• _Written instruction_
Show each line from the listing that includes the word "compartment".

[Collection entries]
================================
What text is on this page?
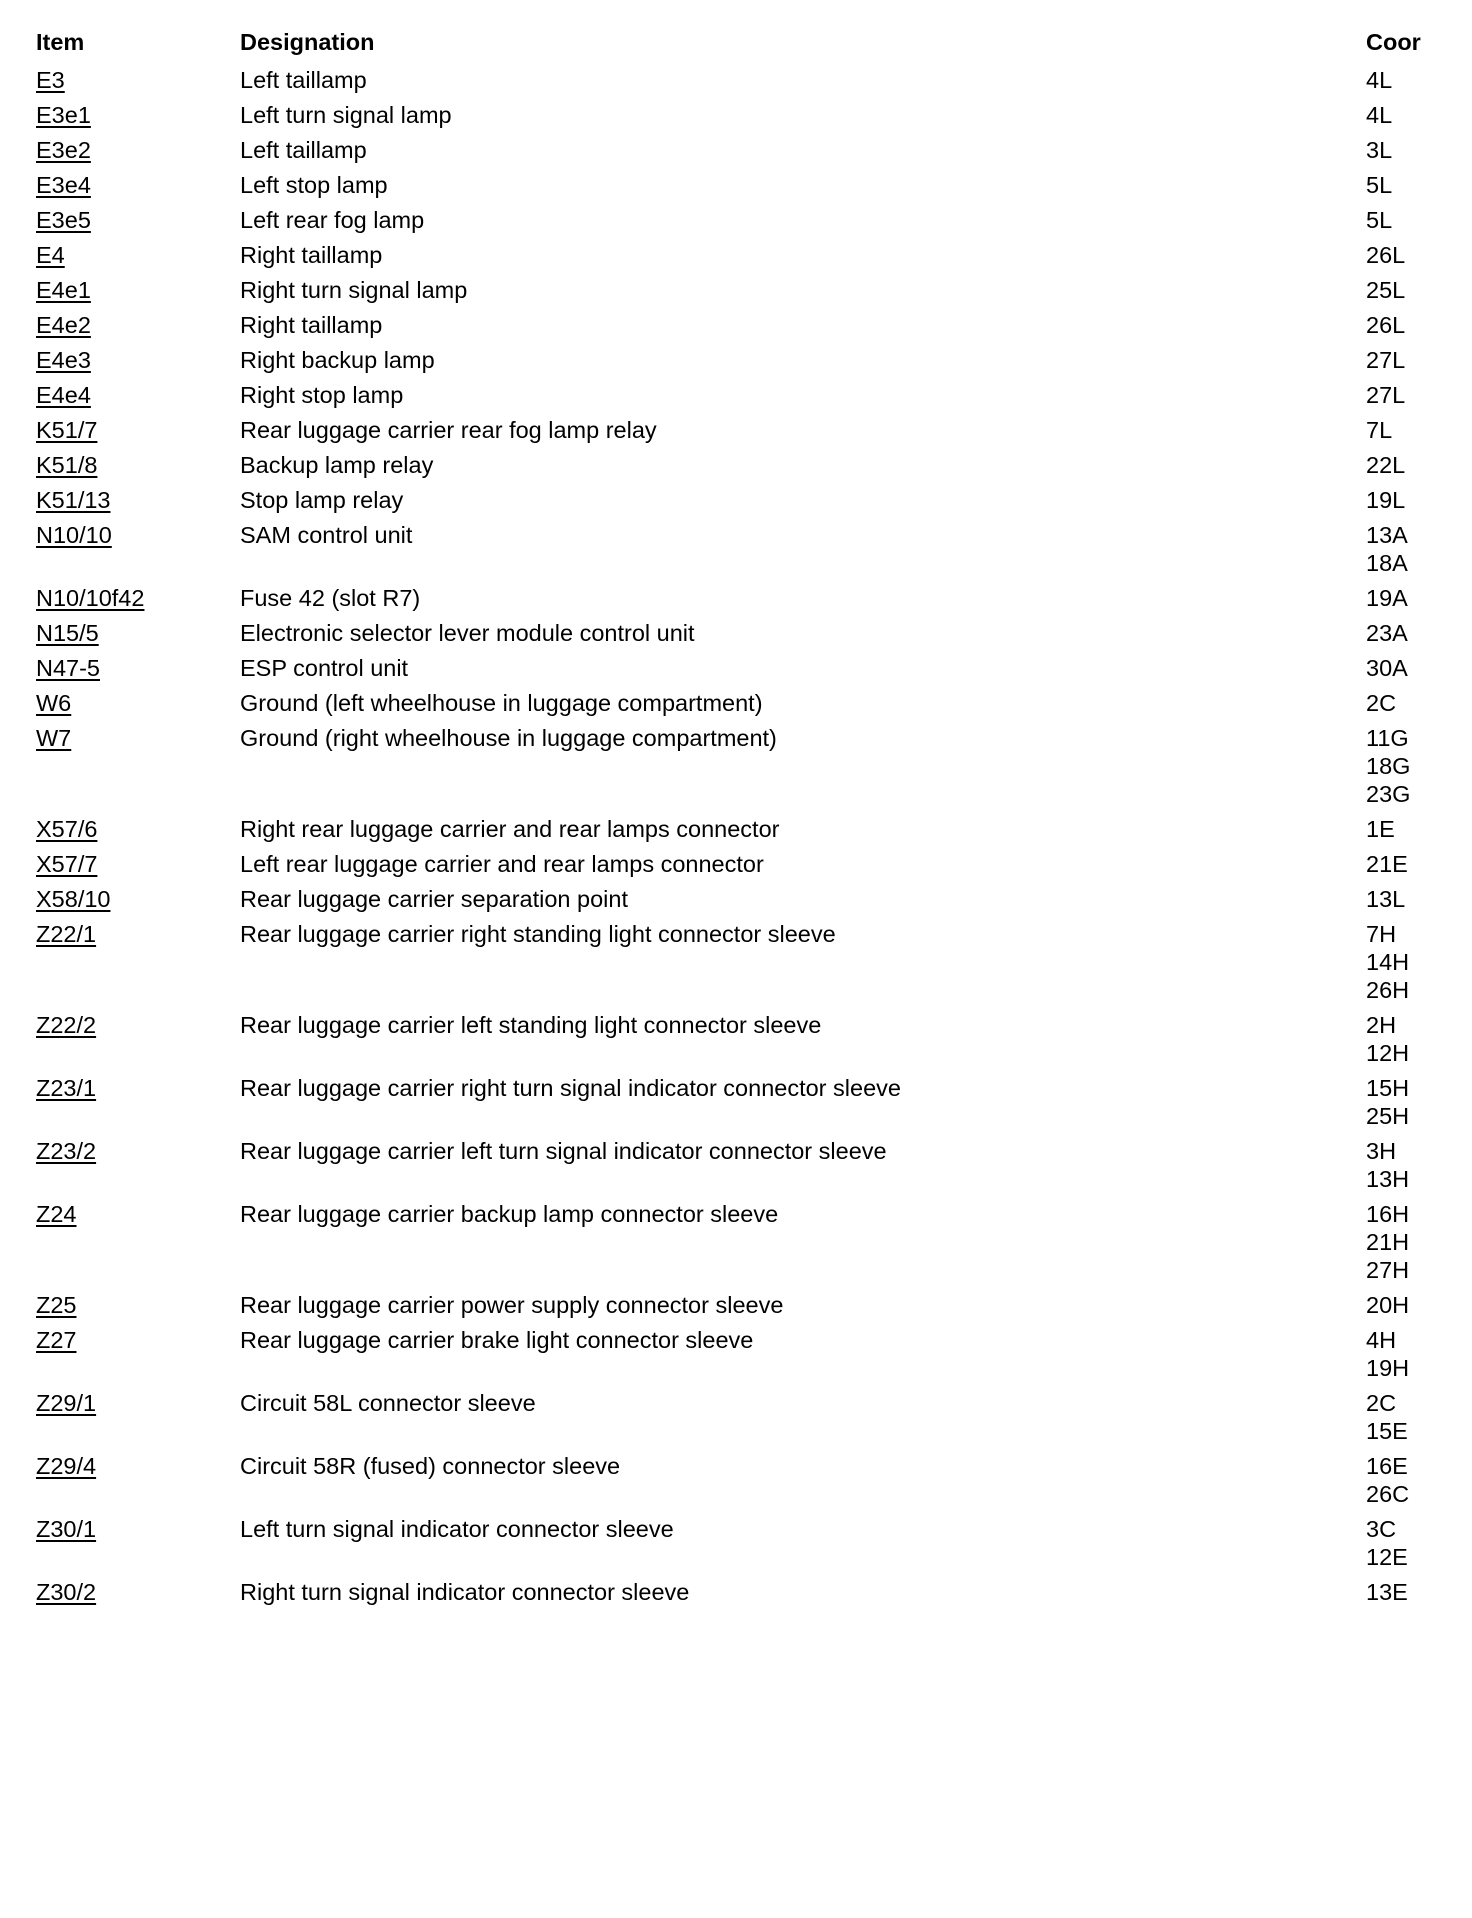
Item	Designation	Coor
E3	Left taillamp	4L
E3e1	Left turn signal lamp	4L
E3e2	Left taillamp	3L
E3e4	Left stop lamp	5L
E3e5	Left rear fog lamp	5L
E4	Right taillamp	26L
E4e1	Right turn signal lamp	25L
E4e2	Right taillamp	26L
E4e3	Right backup lamp	27L
E4e4	Right stop lamp	27L
K51/7	Rear luggage carrier rear fog lamp relay	7L
K51/8	Backup lamp relay	22L
K51/13	Stop lamp relay	19L
N10/10	SAM control unit	13A
18A
N10/10f42	Fuse 42 (slot R7)	19A
N15/5	Electronic selector lever module control unit	23A
N47-5	ESP control unit	30A
W6	Ground (left wheelhouse in luggage compartment)	2C
W7	Ground (right wheelhouse in luggage compartment)	11G
18G
23G
X57/6	Right rear luggage carrier and rear lamps connector	1E
X57/7	Left rear luggage carrier and rear lamps connector	21E
X58/10	Rear luggage carrier separation point	13L
Z22/1	Rear luggage carrier right standing light connector sleeve	7H
14H
26H
Z22/2	Rear luggage carrier left standing light connector sleeve	2H
12H
Z23/1	Rear luggage carrier right turn signal indicator connector sleeve	15H
25H
Z23/2	Rear luggage carrier left turn signal indicator connector sleeve	3H
13H
Z24	Rear luggage carrier backup lamp connector sleeve	16H
21H
27H
Z25	Rear luggage carrier power supply connector sleeve	20H
Z27	Rear luggage carrier brake light connector sleeve	4H
19H
Z29/1	Circuit 58L connector sleeve	2C
15E
Z29/4	Circuit 58R (fused) connector sleeve	16E
26C
Z30/1	Left turn signal indicator connector sleeve	3C
12E
Z30/2	Right turn signal indicator connector sleeve	13E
================================
• _Solved exercise_
W6	Ground (left wheelhouse in luggage compartment)	2C
W7	Ground (right wheelhouse in luggage compartment)	11G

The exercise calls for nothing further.